• _THE REQUEST_
Check each line of the data for "Borrowed" and select those that have it.

• _EXERCISE INPUT_
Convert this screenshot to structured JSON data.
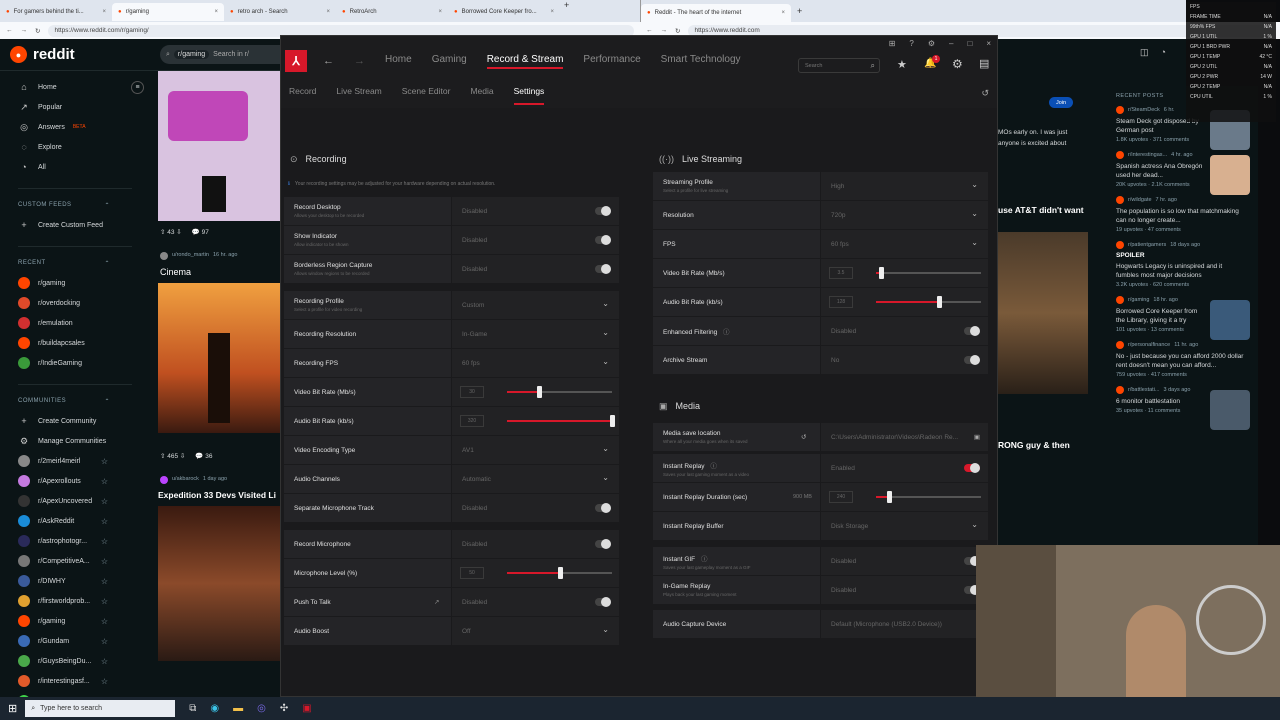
{
  "left_browser": {
    "tabs": [
      {
        "label": "For gamers behind the ti..."
      },
      {
        "label": "r/gaming",
        "active": true
      },
      {
        "label": "retro arch - Search"
      },
      {
        "label": "RetroArch"
      },
      {
        "label": "Borrowed Core Keeper fro..."
      }
    ],
    "url": "https://www.reddit.com/r/gaming/"
  },
  "right_browser": {
    "tabs": [
      {
        "label": "Reddit - The heart of the internet",
        "active": true
      }
    ],
    "url": "https://www.reddit.com"
  },
  "reddit": {
    "logo_text": "reddit",
    "search_chip": "r/gaming",
    "search_placeholder": "Search in r/",
    "nav": [
      "Home",
      "Popular",
      "Answers",
      "Explore",
      "All"
    ],
    "answers_badge": "BETA",
    "custom_feeds_header": "CUSTOM FEEDS",
    "create_custom_feed": "Create Custom Feed",
    "recent_header": "RECENT",
    "recent": [
      "r/gaming",
      "r/overdocking",
      "r/emulation",
      "r/buildapcsales",
      "r/IndieGaming"
    ],
    "communities_header": "COMMUNITIES",
    "create_community": "Create Community",
    "manage_communities": "Manage Communities",
    "communities": [
      "r/2meirl4meirl",
      "r/Apexrollouts",
      "r/ApexUncovered",
      "r/AskReddit",
      "r/astrophotogr...",
      "r/CompetitiveA...",
      "r/DIWHY",
      "r/firstworldprob...",
      "r/gaming",
      "r/Gundam",
      "r/GuysBeingDu...",
      "r/interestingasf...",
      "r/Kick"
    ],
    "feed": {
      "post1_votes": "43",
      "post1_comments": "97",
      "post2_user": "u/rondo_martin",
      "post2_time": "16 hr. ago",
      "post2_title": "Cinema",
      "post2_votes": "465",
      "post2_comments": "36",
      "post3_user": "u/akbarock",
      "post3_time": "1 day ago",
      "post3_title": "Expedition 33 Devs Visited Li"
    },
    "right": {
      "header": "RECENT POSTS",
      "join": "Join",
      "snippet1": "MOs early on. I was just",
      "snippet2": "anyone is excited about",
      "snippet3": "use AT&T didn't want",
      "snippet4": "RONG guy & then",
      "posts": [
        {
          "sub": "r/SteamDeck",
          "time": "6 hr.",
          "title": "Steam Deck got disposed by German post",
          "meta": "1.8K upvotes · 371 comments"
        },
        {
          "sub": "r/interestingas...",
          "time": "4 hr. ago",
          "title": "Spanish actress Ana Obregón used her dead...",
          "meta": "20K upvotes · 2.1K comments"
        },
        {
          "sub": "r/wildgate",
          "time": "7 hr. ago",
          "title": "The population is so low that matchmaking can no longer create...",
          "meta": "19 upvotes · 47 comments"
        },
        {
          "sub": "r/patientgamers",
          "time": "18 days ago",
          "spoiler": "SPOILER",
          "title": "Hogwarts Legacy is uninspired and it fumbles most major decisions",
          "meta": "3.2K upvotes · 620 comments"
        },
        {
          "sub": "r/gaming",
          "time": "18 hr. ago",
          "title": "Borrowed Core Keeper from the Library, giving it a try",
          "meta": "101 upvotes · 13 comments"
        },
        {
          "sub": "r/personalfinance",
          "time": "11 hr. ago",
          "title": "No - just because you can afford 2000 dollar rent doesn't mean you can afford...",
          "meta": "759 upvotes · 417 comments"
        },
        {
          "sub": "r/battlestati...",
          "time": "3 days ago",
          "title": "6 monitor battlestation",
          "meta": "35 upvotes · 11 comments"
        }
      ]
    }
  },
  "amd": {
    "nav": [
      "Home",
      "Gaming",
      "Record & Stream",
      "Performance",
      "Smart Technology"
    ],
    "active_nav": "Record & Stream",
    "search_placeholder": "Search",
    "notif_count": "1",
    "subnav": [
      "Record",
      "Live Stream",
      "Scene Editor",
      "Media",
      "Settings"
    ],
    "active_subnav": "Settings",
    "recording": {
      "title": "Recording",
      "info": "Your recording settings may be adjusted for your hardware depending on actual resolution.",
      "rows": [
        {
          "label": "Record Desktop",
          "desc": "Allows your desktop to be recorded",
          "value": "Disabled",
          "control": "toggle"
        },
        {
          "label": "Show Indicator",
          "desc": "Allow indicator to be shown",
          "value": "Disabled",
          "control": "toggle"
        },
        {
          "label": "Borderless Region Capture",
          "desc": "Allows window regions to be recorded",
          "value": "Disabled",
          "control": "toggle"
        },
        {
          "label": "Recording Profile",
          "desc": "Select a profile for video recording",
          "value": "Custom",
          "control": "dropdown"
        },
        {
          "label": "Recording Resolution",
          "desc": "",
          "value": "In-Game",
          "control": "dropdown"
        },
        {
          "label": "Recording FPS",
          "desc": "",
          "value": "60 fps",
          "control": "dropdown"
        },
        {
          "label": "Video Bit Rate (Mb/s)",
          "desc": "",
          "value": "30",
          "control": "slider",
          "level": 0.3
        },
        {
          "label": "Audio Bit Rate (kb/s)",
          "desc": "",
          "value": "320",
          "control": "slider",
          "level": 1.0
        },
        {
          "label": "Video Encoding Type",
          "desc": "",
          "value": "AV1",
          "control": "dropdown"
        },
        {
          "label": "Audio Channels",
          "desc": "",
          "value": "Automatic",
          "control": "dropdown"
        },
        {
          "label": "Separate Microphone Track",
          "desc": "",
          "value": "Disabled",
          "control": "toggle"
        },
        {
          "label": "Record Microphone",
          "desc": "",
          "value": "Disabled",
          "control": "toggle"
        },
        {
          "label": "Microphone Level (%)",
          "desc": "",
          "value": "50",
          "control": "slider",
          "level": 0.5
        },
        {
          "label": "Push To Talk",
          "desc": "",
          "value": "Disabled",
          "control": "toggle"
        },
        {
          "label": "Audio Boost",
          "desc": "",
          "value": "Off",
          "control": "dropdown"
        }
      ]
    },
    "streaming": {
      "title": "Live Streaming",
      "rows": [
        {
          "label": "Streaming Profile",
          "desc": "Select a profile for live streaming",
          "value": "High",
          "control": "dropdown"
        },
        {
          "label": "Resolution",
          "desc": "",
          "value": "720p",
          "control": "dropdown"
        },
        {
          "label": "FPS",
          "desc": "",
          "value": "60 fps",
          "control": "dropdown"
        },
        {
          "label": "Video Bit Rate (Mb/s)",
          "desc": "",
          "value": "3.5",
          "control": "slider",
          "level": 0.05
        },
        {
          "label": "Audio Bit Rate (kb/s)",
          "desc": "",
          "value": "128",
          "control": "slider",
          "level": 0.6
        },
        {
          "label": "Enhanced Filtering",
          "desc": "",
          "value": "Disabled",
          "control": "toggle"
        },
        {
          "label": "Archive Stream",
          "desc": "",
          "value": "No",
          "control": "toggle"
        }
      ]
    },
    "media": {
      "title": "Media",
      "rows": [
        {
          "label": "Media save location",
          "desc": "Where all your media goes when its saved",
          "value": "C:\\Users\\Administrator\\Videos\\Radeon Re...",
          "control": "path"
        },
        {
          "label": "Instant Replay",
          "desc": "Saves your last gaming moment as a video",
          "value": "Enabled",
          "control": "toggle-on"
        },
        {
          "label": "Instant Replay Duration (sec)",
          "desc": "",
          "extra": "900 MB",
          "value": "240",
          "control": "slider",
          "level": 0.12
        },
        {
          "label": "Instant Replay Buffer",
          "desc": "",
          "value": "Disk Storage",
          "control": "dropdown"
        },
        {
          "label": "Instant GIF",
          "desc": "Saves your last gameplay moment as a GIF",
          "value": "Disabled",
          "control": "toggle"
        },
        {
          "label": "In-Game Replay",
          "desc": "Plays back your last gaming moment",
          "value": "Disabled",
          "control": "toggle"
        },
        {
          "label": "Audio Capture Device",
          "desc": "",
          "value": "Default (Microphone (USB2.0 Device))",
          "control": "none"
        }
      ]
    }
  },
  "perf_overlay": {
    "rows": [
      {
        "k": "FPS",
        "v": ""
      },
      {
        "k": "FRAME TIME",
        "v": "N/A"
      },
      {
        "k": "99th% FPS",
        "v": "N/A"
      },
      {
        "k": "GPU 1 UTIL",
        "v": "1 %"
      },
      {
        "k": "GPU 1 BRD PWR",
        "v": "N/A"
      },
      {
        "k": "GPU 1 TEMP",
        "v": "42 °C"
      },
      {
        "k": "GPU 2 UTIL",
        "v": "N/A"
      },
      {
        "k": "GPU 2 PWR",
        "v": "14 W"
      },
      {
        "k": "GPU 2 TEMP",
        "v": "N/A"
      },
      {
        "k": "CPU UTIL",
        "v": "1 %"
      }
    ]
  },
  "taskbar": {
    "search_placeholder": "Type here to search"
  },
  "colors": {
    "amd_red": "#d7182a",
    "reddit_orange": "#ff4500",
    "reddit_bg": "#0b1416"
  }
}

• _RESPONSE TO THIS EXERCISE_
        "label": "Borrowed Core Keeper fro..."
          "title": "Borrowed Core Keeper from the Library, giving it a try",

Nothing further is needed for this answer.